+++ DATA EXTRACT +++
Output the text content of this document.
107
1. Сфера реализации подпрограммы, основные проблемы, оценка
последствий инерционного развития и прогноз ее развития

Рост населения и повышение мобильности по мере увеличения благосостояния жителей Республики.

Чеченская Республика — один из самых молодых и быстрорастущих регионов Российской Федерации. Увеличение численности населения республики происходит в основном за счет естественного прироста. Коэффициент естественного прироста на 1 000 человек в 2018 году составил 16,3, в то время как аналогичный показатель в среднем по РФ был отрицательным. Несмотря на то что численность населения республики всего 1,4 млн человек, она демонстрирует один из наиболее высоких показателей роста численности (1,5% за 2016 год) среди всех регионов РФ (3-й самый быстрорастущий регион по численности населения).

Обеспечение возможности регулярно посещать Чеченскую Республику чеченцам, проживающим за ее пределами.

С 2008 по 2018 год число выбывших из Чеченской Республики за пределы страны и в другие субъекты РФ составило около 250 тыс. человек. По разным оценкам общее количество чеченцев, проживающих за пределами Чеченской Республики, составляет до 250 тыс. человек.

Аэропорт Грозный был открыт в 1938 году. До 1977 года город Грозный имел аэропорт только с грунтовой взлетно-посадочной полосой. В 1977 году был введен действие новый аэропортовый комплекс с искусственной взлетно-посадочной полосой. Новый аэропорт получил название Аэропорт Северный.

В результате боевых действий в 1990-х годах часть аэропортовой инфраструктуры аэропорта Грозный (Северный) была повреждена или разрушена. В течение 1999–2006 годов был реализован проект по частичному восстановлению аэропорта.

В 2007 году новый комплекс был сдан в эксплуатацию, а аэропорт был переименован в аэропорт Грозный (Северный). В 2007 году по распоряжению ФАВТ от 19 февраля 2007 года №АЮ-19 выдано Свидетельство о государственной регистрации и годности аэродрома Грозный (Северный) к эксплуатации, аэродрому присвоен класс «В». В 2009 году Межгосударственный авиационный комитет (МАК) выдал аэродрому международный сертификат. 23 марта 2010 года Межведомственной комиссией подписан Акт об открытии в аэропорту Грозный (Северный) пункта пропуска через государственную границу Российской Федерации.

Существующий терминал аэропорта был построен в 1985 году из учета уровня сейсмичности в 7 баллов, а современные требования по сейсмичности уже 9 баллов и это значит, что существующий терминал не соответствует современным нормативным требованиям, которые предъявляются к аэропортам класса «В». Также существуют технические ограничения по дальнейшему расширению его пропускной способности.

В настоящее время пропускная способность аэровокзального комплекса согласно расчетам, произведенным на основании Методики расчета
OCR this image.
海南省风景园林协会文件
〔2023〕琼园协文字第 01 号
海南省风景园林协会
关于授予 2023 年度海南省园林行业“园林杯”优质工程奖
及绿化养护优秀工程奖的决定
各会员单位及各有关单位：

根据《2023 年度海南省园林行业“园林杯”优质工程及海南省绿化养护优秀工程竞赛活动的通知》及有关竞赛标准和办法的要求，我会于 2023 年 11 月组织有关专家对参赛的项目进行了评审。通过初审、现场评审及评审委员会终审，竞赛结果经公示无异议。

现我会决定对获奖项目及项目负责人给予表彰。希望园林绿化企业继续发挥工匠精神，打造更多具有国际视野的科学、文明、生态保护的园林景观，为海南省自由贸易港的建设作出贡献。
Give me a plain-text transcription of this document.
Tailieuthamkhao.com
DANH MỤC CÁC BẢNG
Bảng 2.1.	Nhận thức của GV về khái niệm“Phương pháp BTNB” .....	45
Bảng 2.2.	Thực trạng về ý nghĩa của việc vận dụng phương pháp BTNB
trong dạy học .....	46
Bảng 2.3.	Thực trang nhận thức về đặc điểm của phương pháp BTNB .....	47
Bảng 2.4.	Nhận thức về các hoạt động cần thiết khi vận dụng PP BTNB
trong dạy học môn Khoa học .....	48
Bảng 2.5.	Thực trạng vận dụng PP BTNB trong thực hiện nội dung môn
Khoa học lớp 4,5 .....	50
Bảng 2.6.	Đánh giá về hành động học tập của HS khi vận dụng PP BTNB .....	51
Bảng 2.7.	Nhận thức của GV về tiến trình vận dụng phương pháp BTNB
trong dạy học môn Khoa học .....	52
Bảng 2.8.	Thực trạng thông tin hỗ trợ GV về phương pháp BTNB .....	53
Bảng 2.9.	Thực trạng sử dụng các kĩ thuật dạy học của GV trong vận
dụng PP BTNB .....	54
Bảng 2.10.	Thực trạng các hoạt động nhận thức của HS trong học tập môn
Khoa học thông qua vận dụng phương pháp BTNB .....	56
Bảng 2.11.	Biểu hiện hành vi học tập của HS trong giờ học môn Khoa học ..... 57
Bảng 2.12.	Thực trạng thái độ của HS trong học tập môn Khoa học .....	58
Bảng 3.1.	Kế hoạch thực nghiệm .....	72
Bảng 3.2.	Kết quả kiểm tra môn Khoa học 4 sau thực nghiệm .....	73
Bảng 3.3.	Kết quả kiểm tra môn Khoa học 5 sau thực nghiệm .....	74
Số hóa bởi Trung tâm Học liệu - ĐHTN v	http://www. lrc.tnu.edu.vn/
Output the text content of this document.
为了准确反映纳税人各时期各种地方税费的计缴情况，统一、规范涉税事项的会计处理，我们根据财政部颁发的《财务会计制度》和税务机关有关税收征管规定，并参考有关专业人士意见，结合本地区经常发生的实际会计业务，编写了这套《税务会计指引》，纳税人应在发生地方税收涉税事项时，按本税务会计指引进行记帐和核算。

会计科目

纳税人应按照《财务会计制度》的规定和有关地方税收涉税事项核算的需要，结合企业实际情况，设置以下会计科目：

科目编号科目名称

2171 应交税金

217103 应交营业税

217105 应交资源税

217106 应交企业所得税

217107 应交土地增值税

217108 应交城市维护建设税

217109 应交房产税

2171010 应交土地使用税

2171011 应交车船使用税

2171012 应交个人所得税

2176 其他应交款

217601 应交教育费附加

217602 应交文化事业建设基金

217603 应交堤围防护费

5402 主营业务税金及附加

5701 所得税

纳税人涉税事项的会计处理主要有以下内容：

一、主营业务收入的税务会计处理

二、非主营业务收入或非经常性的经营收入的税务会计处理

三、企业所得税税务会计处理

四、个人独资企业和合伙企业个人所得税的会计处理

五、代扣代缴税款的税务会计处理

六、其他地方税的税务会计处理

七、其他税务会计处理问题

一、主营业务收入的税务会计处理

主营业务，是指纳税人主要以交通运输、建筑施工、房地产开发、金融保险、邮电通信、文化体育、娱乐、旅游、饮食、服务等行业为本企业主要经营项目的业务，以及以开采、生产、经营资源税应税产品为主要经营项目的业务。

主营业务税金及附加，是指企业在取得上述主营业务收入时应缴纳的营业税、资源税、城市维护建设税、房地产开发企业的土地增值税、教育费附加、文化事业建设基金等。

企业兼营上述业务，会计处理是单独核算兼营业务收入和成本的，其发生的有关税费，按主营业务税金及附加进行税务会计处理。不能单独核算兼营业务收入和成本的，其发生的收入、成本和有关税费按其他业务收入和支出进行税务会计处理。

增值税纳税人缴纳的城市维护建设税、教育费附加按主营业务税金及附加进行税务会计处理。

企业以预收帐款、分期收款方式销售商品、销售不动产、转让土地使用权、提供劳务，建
+++
THE PROBLEM: Copy all lines from the data that hold the word "this".

SOLUTION:
Output the text content of this document.
OCR this image.
Give me a plain-text transcription of this document.
Output the text content of this document.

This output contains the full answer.